----- Passage given -----

Today, we have 280 salespeople that focus on the wholesale market, and they will be able to go to their existing customer base and add on this wave product. So the idea was, with the unique advantages we bring to the table, we should be able to get to the same kind of market share and do it in about a third the time. So that's the top-down view. Let's start with the bottom up. We took each of those reps, we canvassed them against their existing deck of accounts, said: How many of these accounts are potential wave customers? How many waves do they currently buy from others? What percentage of their business could we win, and how many waves could we in fact sell each month? On that bottoms-up approach, we actually came up with a little higher number than $500 million.
We looked at our gain in market share, both on a top-down and bottoms-up view.
Got it. And you kind of touched on your key differentiation to, I guess, succeed in the market with your kind of unique routes, time to provision, lower price. Do you anticipate the competition to play defense? And what do you expect to kind of see on that end?

----- Data records -----

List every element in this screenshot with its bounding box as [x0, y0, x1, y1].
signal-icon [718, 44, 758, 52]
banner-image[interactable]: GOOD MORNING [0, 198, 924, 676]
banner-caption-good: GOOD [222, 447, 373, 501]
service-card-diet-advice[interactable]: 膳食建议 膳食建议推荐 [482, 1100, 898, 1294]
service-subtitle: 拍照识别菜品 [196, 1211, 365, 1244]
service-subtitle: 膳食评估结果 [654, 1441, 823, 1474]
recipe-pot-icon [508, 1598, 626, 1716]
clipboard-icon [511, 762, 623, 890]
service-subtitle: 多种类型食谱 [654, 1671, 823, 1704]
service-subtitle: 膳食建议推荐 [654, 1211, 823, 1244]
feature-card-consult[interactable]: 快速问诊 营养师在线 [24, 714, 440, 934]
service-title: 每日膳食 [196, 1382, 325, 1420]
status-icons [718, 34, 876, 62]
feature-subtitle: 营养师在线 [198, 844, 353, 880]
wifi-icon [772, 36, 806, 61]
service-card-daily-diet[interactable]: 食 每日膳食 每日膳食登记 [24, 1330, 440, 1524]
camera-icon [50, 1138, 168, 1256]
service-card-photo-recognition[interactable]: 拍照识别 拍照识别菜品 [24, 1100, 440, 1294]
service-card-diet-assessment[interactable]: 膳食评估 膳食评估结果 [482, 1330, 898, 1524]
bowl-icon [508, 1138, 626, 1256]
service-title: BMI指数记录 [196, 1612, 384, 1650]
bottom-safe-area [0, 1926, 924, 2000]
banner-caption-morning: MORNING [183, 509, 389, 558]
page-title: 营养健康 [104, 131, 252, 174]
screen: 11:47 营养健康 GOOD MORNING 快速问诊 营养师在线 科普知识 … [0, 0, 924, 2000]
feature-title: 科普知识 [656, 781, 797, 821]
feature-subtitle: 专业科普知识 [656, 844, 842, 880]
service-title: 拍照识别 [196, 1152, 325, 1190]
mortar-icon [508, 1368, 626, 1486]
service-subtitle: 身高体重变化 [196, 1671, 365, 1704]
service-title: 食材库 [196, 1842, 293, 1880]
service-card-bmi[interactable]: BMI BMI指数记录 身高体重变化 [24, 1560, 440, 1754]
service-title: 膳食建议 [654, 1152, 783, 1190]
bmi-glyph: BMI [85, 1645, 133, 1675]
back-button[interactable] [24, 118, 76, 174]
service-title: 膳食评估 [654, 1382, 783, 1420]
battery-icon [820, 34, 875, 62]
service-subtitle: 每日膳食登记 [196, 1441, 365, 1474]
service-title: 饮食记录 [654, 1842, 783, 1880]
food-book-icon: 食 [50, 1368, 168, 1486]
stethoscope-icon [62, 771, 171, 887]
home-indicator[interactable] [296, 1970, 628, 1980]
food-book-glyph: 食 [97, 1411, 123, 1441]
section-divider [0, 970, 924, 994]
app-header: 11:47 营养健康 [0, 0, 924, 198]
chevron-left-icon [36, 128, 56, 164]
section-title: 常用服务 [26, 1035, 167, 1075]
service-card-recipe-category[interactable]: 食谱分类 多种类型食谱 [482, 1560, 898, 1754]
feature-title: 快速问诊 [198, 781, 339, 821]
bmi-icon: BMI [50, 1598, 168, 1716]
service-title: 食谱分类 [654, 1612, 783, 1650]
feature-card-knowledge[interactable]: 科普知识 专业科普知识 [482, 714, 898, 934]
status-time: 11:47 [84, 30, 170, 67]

-----

Task list:
1/ Rewrite part of the passage on the wave product, swapping "competition" for "rivals". Begin at the words "We looked at" and stop after "on that end?".
2/ Using the passage on the wave product, answer these:
(a) How many salespeople focus on the wholesale market?
(b) What figure did the bottoms-up approach produce?
(c) Which three points of key differentiation does the questioner list?
Rely only on the text to complete the work.

Worked answers:
1/
We looked at our gain in market share, both on a top-down and bottoms-up view.
Got it. And you kind of touched on your key differentiation to, I guess, succeed in the market with your kind of unique routes, time to provision, lower price. Do you anticipate the rivals to play defense? And what do you expect to kind of see on that end?

2/
(a) 280
(b) A little higher than $500 million
(c) Unique routes, time to provision, and lower price